** AIM OF THE EXERCISE **
List every line below containing "Período".

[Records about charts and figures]
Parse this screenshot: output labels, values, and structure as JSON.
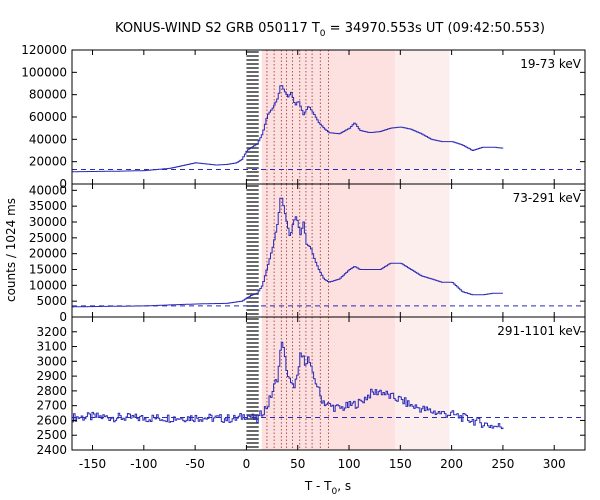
{
  "chart_data": {
    "type": "line",
    "title_prefix": "KONUS-WIND S2 GRB 050117 T",
    "title_sub": "0",
    "title_suffix": " = 34970.553s UT (09:42:50.553)",
    "xlabel_prefix": "T - T",
    "xlabel_sub": "0",
    "xlabel_suffix": ", s",
    "ylabel": "counts / 1024 ms",
    "xlim": [
      -170,
      330
    ],
    "xticks": [
      -150,
      -100,
      -50,
      0,
      50,
      100,
      150,
      200,
      250,
      300
    ],
    "grid": false,
    "shaded_intervals": [
      {
        "x0": 15,
        "x1": 145,
        "color": "#fde0e0"
      },
      {
        "x0": 145,
        "x1": 198,
        "color": "#fdeeee"
      }
    ],
    "hatched_interval": [
      0,
      12
    ],
    "dotted_lines_x": [
      20,
      27,
      34,
      39,
      45,
      52,
      58,
      64,
      72,
      80
    ],
    "line_color": "#2b2bb8",
    "panels": [
      {
        "label": "19-73 keV",
        "ylim": [
          0,
          120000
        ],
        "yticks": [
          0,
          20000,
          40000,
          60000,
          80000,
          100000,
          120000
        ],
        "background_level": 13000,
        "curve": [
          [
            -170,
            11000
          ],
          [
            -150,
            11200
          ],
          [
            -125,
            11500
          ],
          [
            -100,
            12000
          ],
          [
            -75,
            14000
          ],
          [
            -60,
            17000
          ],
          [
            -50,
            19000
          ],
          [
            -40,
            18000
          ],
          [
            -30,
            17000
          ],
          [
            -20,
            17500
          ],
          [
            -10,
            19000
          ],
          [
            -5,
            22000
          ],
          [
            0,
            30000
          ],
          [
            5,
            33000
          ],
          [
            10,
            36000
          ],
          [
            15,
            45000
          ],
          [
            20,
            62000
          ],
          [
            25,
            68000
          ],
          [
            30,
            77000
          ],
          [
            33,
            90000
          ],
          [
            36,
            84000
          ],
          [
            40,
            78000
          ],
          [
            43,
            82000
          ],
          [
            47,
            70000
          ],
          [
            50,
            75000
          ],
          [
            55,
            62000
          ],
          [
            60,
            70000
          ],
          [
            65,
            63000
          ],
          [
            70,
            55000
          ],
          [
            75,
            50000
          ],
          [
            80,
            46000
          ],
          [
            90,
            45000
          ],
          [
            100,
            50000
          ],
          [
            105,
            55000
          ],
          [
            110,
            48000
          ],
          [
            120,
            46000
          ],
          [
            130,
            47000
          ],
          [
            140,
            50000
          ],
          [
            150,
            51000
          ],
          [
            160,
            49000
          ],
          [
            170,
            45000
          ],
          [
            180,
            40000
          ],
          [
            190,
            38000
          ],
          [
            200,
            38000
          ],
          [
            210,
            35000
          ],
          [
            220,
            30000
          ],
          [
            230,
            33000
          ],
          [
            240,
            33000
          ],
          [
            250,
            32000
          ]
        ]
      },
      {
        "label": "73-291 keV",
        "ylim": [
          0,
          42000
        ],
        "yticks": [
          0,
          5000,
          10000,
          15000,
          20000,
          25000,
          30000,
          35000,
          40000
        ],
        "background_level": 3500,
        "curve": [
          [
            -170,
            3200
          ],
          [
            -150,
            3300
          ],
          [
            -100,
            3500
          ],
          [
            -60,
            4000
          ],
          [
            -40,
            4200
          ],
          [
            -20,
            4300
          ],
          [
            -5,
            5000
          ],
          [
            0,
            6000
          ],
          [
            5,
            7000
          ],
          [
            10,
            7500
          ],
          [
            15,
            10000
          ],
          [
            20,
            16000
          ],
          [
            25,
            22000
          ],
          [
            30,
            30000
          ],
          [
            33,
            39000
          ],
          [
            35,
            36000
          ],
          [
            38,
            31000
          ],
          [
            42,
            25000
          ],
          [
            45,
            30000
          ],
          [
            48,
            32000
          ],
          [
            52,
            26000
          ],
          [
            55,
            30000
          ],
          [
            58,
            23000
          ],
          [
            62,
            22000
          ],
          [
            66,
            18000
          ],
          [
            70,
            15000
          ],
          [
            75,
            12000
          ],
          [
            80,
            11000
          ],
          [
            90,
            12000
          ],
          [
            100,
            15000
          ],
          [
            105,
            16000
          ],
          [
            110,
            15000
          ],
          [
            120,
            15000
          ],
          [
            130,
            15000
          ],
          [
            140,
            17000
          ],
          [
            150,
            17000
          ],
          [
            160,
            15000
          ],
          [
            170,
            13000
          ],
          [
            180,
            12000
          ],
          [
            190,
            11000
          ],
          [
            200,
            11000
          ],
          [
            210,
            8000
          ],
          [
            220,
            7000
          ],
          [
            230,
            7000
          ],
          [
            240,
            7500
          ],
          [
            250,
            7500
          ]
        ]
      },
      {
        "label": "291-1101 keV",
        "ylim": [
          2400,
          3300
        ],
        "yticks": [
          2400,
          2500,
          2600,
          2700,
          2800,
          2900,
          3000,
          3100,
          3200
        ],
        "background_level": 2620,
        "noise_amplitude": 30,
        "curve": [
          [
            -170,
            2620
          ],
          [
            -150,
            2625
          ],
          [
            -100,
            2615
          ],
          [
            -50,
            2620
          ],
          [
            -10,
            2610
          ],
          [
            0,
            2640
          ],
          [
            5,
            2620
          ],
          [
            10,
            2600
          ],
          [
            15,
            2660
          ],
          [
            20,
            2700
          ],
          [
            25,
            2800
          ],
          [
            30,
            2900
          ],
          [
            34,
            3150
          ],
          [
            36,
            3050
          ],
          [
            40,
            2900
          ],
          [
            44,
            2820
          ],
          [
            50,
            2900
          ],
          [
            52,
            3050
          ],
          [
            56,
            3000
          ],
          [
            60,
            3020
          ],
          [
            64,
            2900
          ],
          [
            68,
            2850
          ],
          [
            72,
            2750
          ],
          [
            76,
            2720
          ],
          [
            80,
            2700
          ],
          [
            90,
            2680
          ],
          [
            100,
            2700
          ],
          [
            110,
            2720
          ],
          [
            120,
            2780
          ],
          [
            130,
            2800
          ],
          [
            140,
            2760
          ],
          [
            150,
            2740
          ],
          [
            160,
            2700
          ],
          [
            170,
            2680
          ],
          [
            180,
            2660
          ],
          [
            190,
            2650
          ],
          [
            200,
            2640
          ],
          [
            210,
            2620
          ],
          [
            220,
            2600
          ],
          [
            230,
            2580
          ],
          [
            240,
            2560
          ],
          [
            250,
            2560
          ]
        ]
      }
    ]
  }
}
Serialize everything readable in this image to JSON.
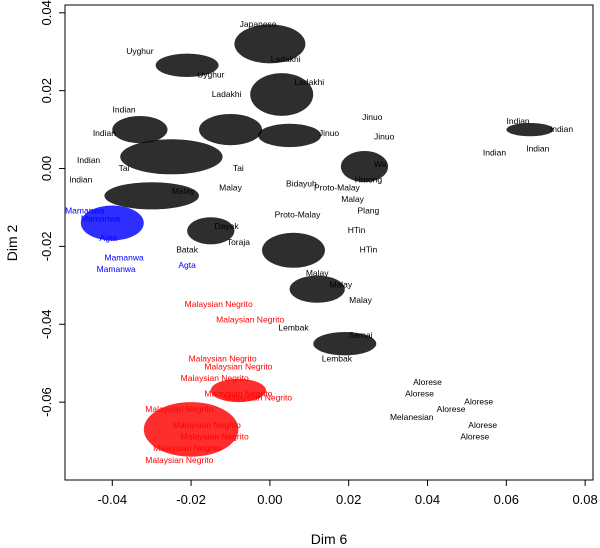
{
  "chart_data": {
    "type": "scatter",
    "xlabel": "Dim 6",
    "ylabel": "Dim 2",
    "xlim": [
      -0.052,
      0.082
    ],
    "ylim": [
      -0.08,
      0.042
    ],
    "x_ticks": [
      "-0.04",
      "-0.02",
      "0.00",
      "0.02",
      "0.04",
      "0.06",
      "0.08"
    ],
    "y_ticks": [
      "-0.06",
      "-0.04",
      "-0.02",
      "0.00",
      "0.02",
      "0.04"
    ],
    "x_tick_values": [
      -0.04,
      -0.02,
      0.0,
      0.02,
      0.04,
      0.06,
      0.08
    ],
    "y_tick_values": [
      -0.06,
      -0.04,
      -0.02,
      0.0,
      0.02,
      0.04
    ],
    "grid": false,
    "colors": {
      "black": "#000000",
      "blue": "#0000ff",
      "red": "#ff0000"
    },
    "points": [
      {
        "label": "Uyghur",
        "x": -0.033,
        "y": 0.03,
        "color": "black"
      },
      {
        "label": "Japanese",
        "x": -0.003,
        "y": 0.037,
        "color": "black"
      },
      {
        "label": "Uyghur",
        "x": -0.015,
        "y": 0.024,
        "color": "black"
      },
      {
        "label": "Ladakhi",
        "x": -0.011,
        "y": 0.019,
        "color": "black"
      },
      {
        "label": "Ladakhi",
        "x": 0.01,
        "y": 0.022,
        "color": "black"
      },
      {
        "label": "Ladakhi",
        "x": 0.004,
        "y": 0.028,
        "color": "black"
      },
      {
        "label": "Indian",
        "x": -0.037,
        "y": 0.015,
        "color": "black"
      },
      {
        "label": "Indian",
        "x": -0.042,
        "y": 0.009,
        "color": "black"
      },
      {
        "label": "Indian",
        "x": -0.046,
        "y": 0.002,
        "color": "black"
      },
      {
        "label": "Indian",
        "x": -0.048,
        "y": -0.003,
        "color": "black"
      },
      {
        "label": "Indian",
        "x": 0.063,
        "y": 0.012,
        "color": "black"
      },
      {
        "label": "Indian",
        "x": 0.057,
        "y": 0.004,
        "color": "black"
      },
      {
        "label": "Indian",
        "x": 0.068,
        "y": 0.005,
        "color": "black"
      },
      {
        "label": "Indian",
        "x": 0.074,
        "y": 0.01,
        "color": "black"
      },
      {
        "label": "Jinuo",
        "x": 0.026,
        "y": 0.013,
        "color": "black"
      },
      {
        "label": "Jinuo",
        "x": 0.015,
        "y": 0.009,
        "color": "black"
      },
      {
        "label": "Jinuo",
        "x": 0.029,
        "y": 0.008,
        "color": "black"
      },
      {
        "label": "Tai",
        "x": -0.037,
        "y": 0.0,
        "color": "black"
      },
      {
        "label": "Tai",
        "x": -0.008,
        "y": 0.0,
        "color": "black"
      },
      {
        "label": "Bidayuh",
        "x": 0.008,
        "y": -0.004,
        "color": "black"
      },
      {
        "label": "Malay",
        "x": -0.022,
        "y": -0.006,
        "color": "black"
      },
      {
        "label": "Malay",
        "x": -0.01,
        "y": -0.005,
        "color": "black"
      },
      {
        "label": "Proto-Malay",
        "x": 0.017,
        "y": -0.005,
        "color": "black"
      },
      {
        "label": "Malay",
        "x": 0.021,
        "y": -0.008,
        "color": "black"
      },
      {
        "label": "Wa",
        "x": 0.028,
        "y": 0.001,
        "color": "black"
      },
      {
        "label": "Hmong",
        "x": 0.025,
        "y": -0.003,
        "color": "black"
      },
      {
        "label": "Plang",
        "x": 0.025,
        "y": -0.011,
        "color": "black"
      },
      {
        "label": "HTin",
        "x": 0.022,
        "y": -0.016,
        "color": "black"
      },
      {
        "label": "HTin",
        "x": 0.025,
        "y": -0.021,
        "color": "black"
      },
      {
        "label": "Proto-Malay",
        "x": 0.007,
        "y": -0.012,
        "color": "black"
      },
      {
        "label": "Dayak",
        "x": -0.011,
        "y": -0.015,
        "color": "black"
      },
      {
        "label": "Toraja",
        "x": -0.008,
        "y": -0.019,
        "color": "black"
      },
      {
        "label": "Batak",
        "x": -0.021,
        "y": -0.021,
        "color": "black"
      },
      {
        "label": "Malay",
        "x": 0.012,
        "y": -0.027,
        "color": "black"
      },
      {
        "label": "Malay",
        "x": 0.018,
        "y": -0.03,
        "color": "black"
      },
      {
        "label": "Malay",
        "x": 0.023,
        "y": -0.034,
        "color": "black"
      },
      {
        "label": "Lembak",
        "x": 0.006,
        "y": -0.041,
        "color": "black"
      },
      {
        "label": "Semai",
        "x": 0.023,
        "y": -0.043,
        "color": "black"
      },
      {
        "label": "Lembak",
        "x": 0.017,
        "y": -0.049,
        "color": "black"
      },
      {
        "label": "Alorese",
        "x": 0.04,
        "y": -0.055,
        "color": "black"
      },
      {
        "label": "Alorese",
        "x": 0.038,
        "y": -0.058,
        "color": "black"
      },
      {
        "label": "Alorese",
        "x": 0.053,
        "y": -0.06,
        "color": "black"
      },
      {
        "label": "Melanesian",
        "x": 0.036,
        "y": -0.064,
        "color": "black"
      },
      {
        "label": "Alorese",
        "x": 0.054,
        "y": -0.066,
        "color": "black"
      },
      {
        "label": "Alorese",
        "x": 0.052,
        "y": -0.069,
        "color": "black"
      },
      {
        "label": "Alorese",
        "x": 0.046,
        "y": -0.062,
        "color": "black"
      },
      {
        "label": "Mamanwa",
        "x": -0.047,
        "y": -0.011,
        "color": "blue"
      },
      {
        "label": "Mamanwa",
        "x": -0.043,
        "y": -0.013,
        "color": "blue"
      },
      {
        "label": "Agta",
        "x": -0.041,
        "y": -0.018,
        "color": "blue"
      },
      {
        "label": "Mamanwa",
        "x": -0.037,
        "y": -0.023,
        "color": "blue"
      },
      {
        "label": "Mamanwa",
        "x": -0.039,
        "y": -0.026,
        "color": "blue"
      },
      {
        "label": "Agta",
        "x": -0.021,
        "y": -0.025,
        "color": "blue"
      },
      {
        "label": "Malaysian Negrito",
        "x": -0.013,
        "y": -0.035,
        "color": "red"
      },
      {
        "label": "Malaysian Negrito",
        "x": -0.005,
        "y": -0.039,
        "color": "red"
      },
      {
        "label": "Malaysian Negrito",
        "x": -0.012,
        "y": -0.049,
        "color": "red"
      },
      {
        "label": "Malaysian Negrito",
        "x": -0.008,
        "y": -0.051,
        "color": "red"
      },
      {
        "label": "Malaysian Negrito",
        "x": -0.014,
        "y": -0.054,
        "color": "red"
      },
      {
        "label": "Malaysian Negrito",
        "x": -0.008,
        "y": -0.058,
        "color": "red"
      },
      {
        "label": "Malaysian Negrito",
        "x": -0.003,
        "y": -0.059,
        "color": "red"
      },
      {
        "label": "Malaysian Negrito",
        "x": -0.023,
        "y": -0.062,
        "color": "red"
      },
      {
        "label": "Malaysian Negrito",
        "x": -0.016,
        "y": -0.066,
        "color": "red"
      },
      {
        "label": "Malaysian Negrito",
        "x": -0.014,
        "y": -0.069,
        "color": "red"
      },
      {
        "label": "Malaysian Negrito",
        "x": -0.021,
        "y": -0.072,
        "color": "red"
      },
      {
        "label": "Malaysian Negrito",
        "x": -0.023,
        "y": -0.075,
        "color": "red"
      }
    ]
  }
}
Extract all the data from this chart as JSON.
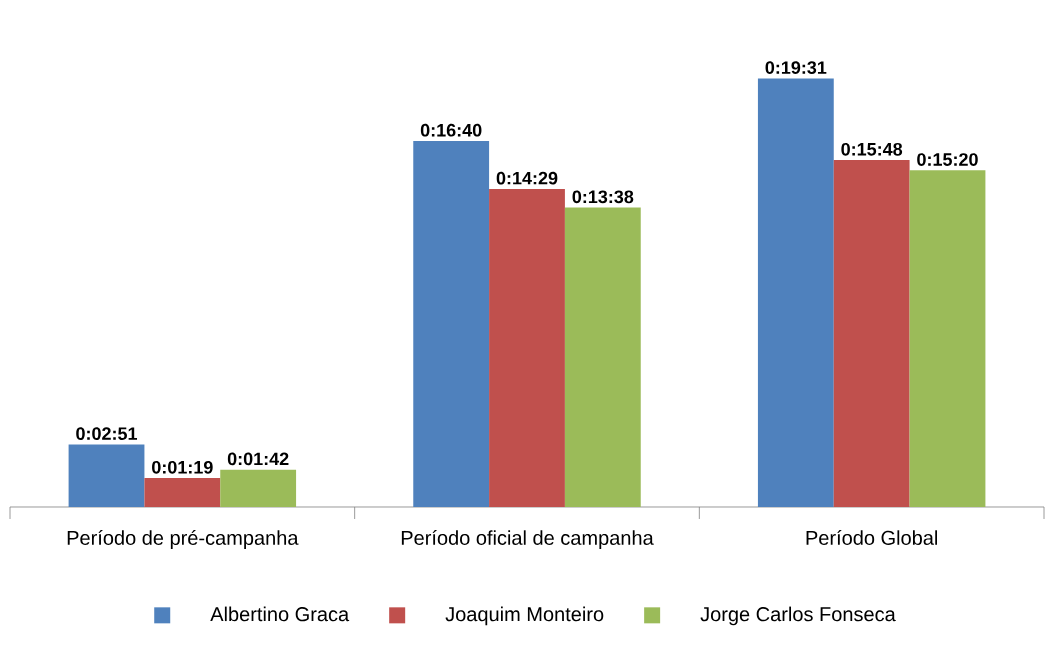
{
  "chart_data": {
    "type": "bar",
    "categories": [
      "Período de pré-campanha",
      "Período oficial de campanha",
      "Período Global"
    ],
    "series": [
      {
        "name": "Albertino Graca",
        "color": "#4f81bd",
        "values": [
          171,
          1000,
          1171
        ],
        "value_labels": [
          "0:02:51",
          "0:16:40",
          "0:19:31"
        ]
      },
      {
        "name": "Joaquim Monteiro",
        "color": "#c0504d",
        "values": [
          79,
          869,
          948
        ],
        "value_labels": [
          "0:01:19",
          "0:14:29",
          "0:15:48"
        ]
      },
      {
        "name": "Jorge Carlos Fonseca",
        "color": "#9bbb59",
        "values": [
          102,
          818,
          920
        ],
        "value_labels": [
          "0:01:42",
          "0:13:38",
          "0:15:20"
        ]
      }
    ],
    "legend": "bottom"
  }
}
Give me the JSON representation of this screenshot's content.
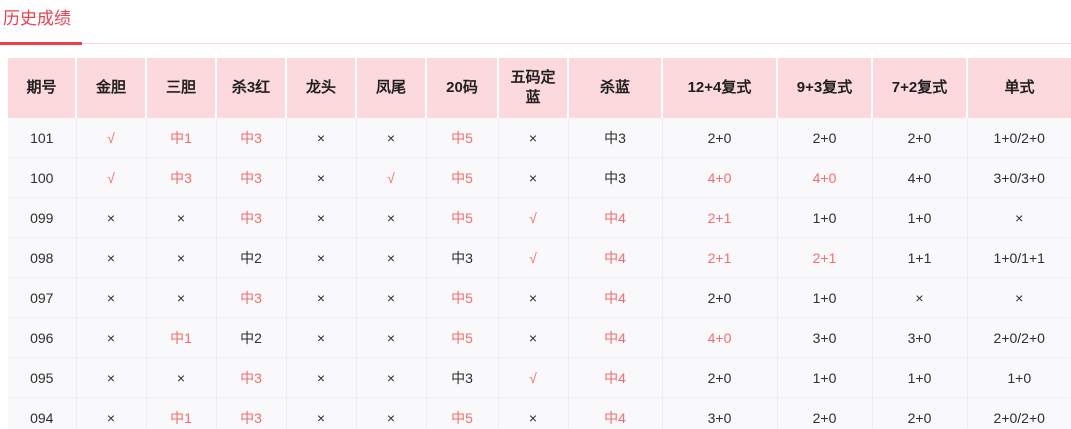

** FINAL RESULT **
      "Período de pré-campanha",
      "Período oficial de campanha",
      "Período Global"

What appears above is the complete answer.